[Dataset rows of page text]
*** Begin section ***
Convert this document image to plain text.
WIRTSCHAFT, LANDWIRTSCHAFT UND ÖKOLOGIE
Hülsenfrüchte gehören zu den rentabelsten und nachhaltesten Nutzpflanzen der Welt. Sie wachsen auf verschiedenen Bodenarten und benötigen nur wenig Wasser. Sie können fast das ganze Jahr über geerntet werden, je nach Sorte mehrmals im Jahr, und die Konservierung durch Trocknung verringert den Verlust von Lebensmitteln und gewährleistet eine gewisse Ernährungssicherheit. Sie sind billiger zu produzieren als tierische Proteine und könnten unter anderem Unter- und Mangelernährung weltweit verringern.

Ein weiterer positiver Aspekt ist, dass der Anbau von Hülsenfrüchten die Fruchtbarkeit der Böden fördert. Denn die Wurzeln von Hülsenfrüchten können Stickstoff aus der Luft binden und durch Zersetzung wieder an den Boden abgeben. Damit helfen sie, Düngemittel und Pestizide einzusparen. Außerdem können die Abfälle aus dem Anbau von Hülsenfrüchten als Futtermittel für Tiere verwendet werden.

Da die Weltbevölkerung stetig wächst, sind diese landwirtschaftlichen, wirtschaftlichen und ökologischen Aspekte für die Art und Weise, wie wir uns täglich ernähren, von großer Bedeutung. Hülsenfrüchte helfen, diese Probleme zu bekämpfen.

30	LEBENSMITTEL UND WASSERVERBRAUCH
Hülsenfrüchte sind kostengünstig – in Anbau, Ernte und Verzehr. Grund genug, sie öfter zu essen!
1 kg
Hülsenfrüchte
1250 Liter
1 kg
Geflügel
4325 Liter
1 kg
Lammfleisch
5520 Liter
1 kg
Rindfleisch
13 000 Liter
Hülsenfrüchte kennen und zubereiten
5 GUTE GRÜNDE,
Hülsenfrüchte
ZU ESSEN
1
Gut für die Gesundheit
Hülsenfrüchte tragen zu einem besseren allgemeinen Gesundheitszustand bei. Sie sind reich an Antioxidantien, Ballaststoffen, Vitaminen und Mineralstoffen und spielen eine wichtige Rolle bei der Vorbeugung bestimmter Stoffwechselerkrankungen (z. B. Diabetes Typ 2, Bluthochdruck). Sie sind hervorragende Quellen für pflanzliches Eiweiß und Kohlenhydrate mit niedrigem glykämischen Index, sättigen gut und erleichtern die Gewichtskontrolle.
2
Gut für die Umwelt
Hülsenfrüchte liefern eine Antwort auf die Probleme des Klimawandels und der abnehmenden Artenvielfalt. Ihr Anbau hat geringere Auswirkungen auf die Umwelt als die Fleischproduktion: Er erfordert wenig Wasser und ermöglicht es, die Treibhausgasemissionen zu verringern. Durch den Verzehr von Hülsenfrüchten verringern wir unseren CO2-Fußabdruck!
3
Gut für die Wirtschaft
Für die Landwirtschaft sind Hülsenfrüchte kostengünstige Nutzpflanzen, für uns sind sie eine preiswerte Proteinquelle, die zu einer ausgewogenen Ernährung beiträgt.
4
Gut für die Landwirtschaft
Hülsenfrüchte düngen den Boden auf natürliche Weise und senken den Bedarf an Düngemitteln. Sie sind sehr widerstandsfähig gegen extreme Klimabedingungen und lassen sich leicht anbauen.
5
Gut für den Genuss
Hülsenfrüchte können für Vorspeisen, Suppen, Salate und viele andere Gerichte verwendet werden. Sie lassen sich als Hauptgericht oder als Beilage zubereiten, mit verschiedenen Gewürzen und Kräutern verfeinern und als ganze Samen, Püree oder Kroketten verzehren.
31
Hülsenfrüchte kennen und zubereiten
*** End section ***
### Goal of the exercise
An exact transcription of the entries is needed, complete to the final line.

### Answer below
Convert this document image to plain text.
WIRTSCHAFT, LANDWIRTSCHAFT UND ÖKOLOGIE
Hülsenfrüchte gehören zu den rentabelsten und nachhaltesten Nutzpflanzen der Welt. Sie wachsen auf verschiedenen Bodenarten und benötigen nur wenig Wasser. Sie können fast das ganze Jahr über geerntet werden, je nach Sorte mehrmals im Jahr, und die Konservierung durch Trocknung verringert den Verlust von Lebensmitteln und gewährleistet eine gewisse Ernährungssicherheit. Sie sind billiger zu produzieren als tierische Proteine und könnten unter anderem Unter- und Mangelernährung weltweit verringern.

Ein weiterer positiver Aspekt ist, dass der Anbau von Hülsenfrüchten die Fruchtbarkeit der Böden fördert. Denn die Wurzeln von Hülsenfrüchten können Stickstoff aus der Luft binden und durch Zersetzung wieder an den Boden abgeben. Damit helfen sie, Düngemittel und Pestizide einzusparen. Außerdem können die Abfälle aus dem Anbau von Hülsenfrüchten als Futtermittel für Tiere verwendet werden.

Da die Weltbevölkerung stetig wächst, sind diese landwirtschaftlichen, wirtschaftlichen und ökologischen Aspekte für die Art und Weise, wie wir uns täglich ernähren, von großer Bedeutung. Hülsenfrüchte helfen, diese Probleme zu bekämpfen.

30	LEBENSMITTEL UND WASSERVERBRAUCH
Hülsenfrüchte sind kostengünstig – in Anbau, Ernte und Verzehr. Grund genug, sie öfter zu essen!
1 kg
Hülsenfrüchte
1250 Liter
1 kg
Geflügel
4325 Liter
1 kg
Lammfleisch
5520 Liter
1 kg
Rindfleisch
13 000 Liter
Hülsenfrüchte kennen und zubereiten
5 GUTE GRÜNDE,
Hülsenfrüchte
ZU ESSEN
1
Gut für die Gesundheit
Hülsenfrüchte tragen zu einem besseren allgemeinen Gesundheitszustand bei. Sie sind reich an Antioxidantien, Ballaststoffen, Vitaminen und Mineralstoffen und spielen eine wichtige Rolle bei der Vorbeugung bestimmter Stoffwechselerkrankungen (z. B. Diabetes Typ 2, Bluthochdruck). Sie sind hervorragende Quellen für pflanzliches Eiweiß und Kohlenhydrate mit niedrigem glykämischen Index, sättigen gut und erleichtern die Gewichtskontrolle.
2
Gut für die Umwelt
Hülsenfrüchte liefern eine Antwort auf die Probleme des Klimawandels und der abnehmenden Artenvielfalt. Ihr Anbau hat geringere Auswirkungen auf die Umwelt als die Fleischproduktion: Er erfordert wenig Wasser und ermöglicht es, die Treibhausgasemissionen zu verringern. Durch den Verzehr von Hülsenfrüchten verringern wir unseren CO2-Fußabdruck!
3
Gut für die Wirtschaft
Für die Landwirtschaft sind Hülsenfrüchte kostengünstige Nutzpflanzen, für uns sind sie eine preiswerte Proteinquelle, die zu einer ausgewogenen Ernährung beiträgt.
4
Gut für die Landwirtschaft
Hülsenfrüchte düngen den Boden auf natürliche Weise und senken den Bedarf an Düngemitteln. Sie sind sehr widerstandsfähig gegen extreme Klimabedingungen und lassen sich leicht anbauen.
5
Gut für den Genuss
Hülsenfrüchte können für Vorspeisen, Suppen, Salate und viele andere Gerichte verwendet werden. Sie lassen sich als Hauptgericht oder als Beilage zubereiten, mit verschiedenen Gewürzen und Kräutern verfeinern und als ganze Samen, Püree oder Kroketten verzehren.
31
Hülsenfrüchte kennen und zubereiten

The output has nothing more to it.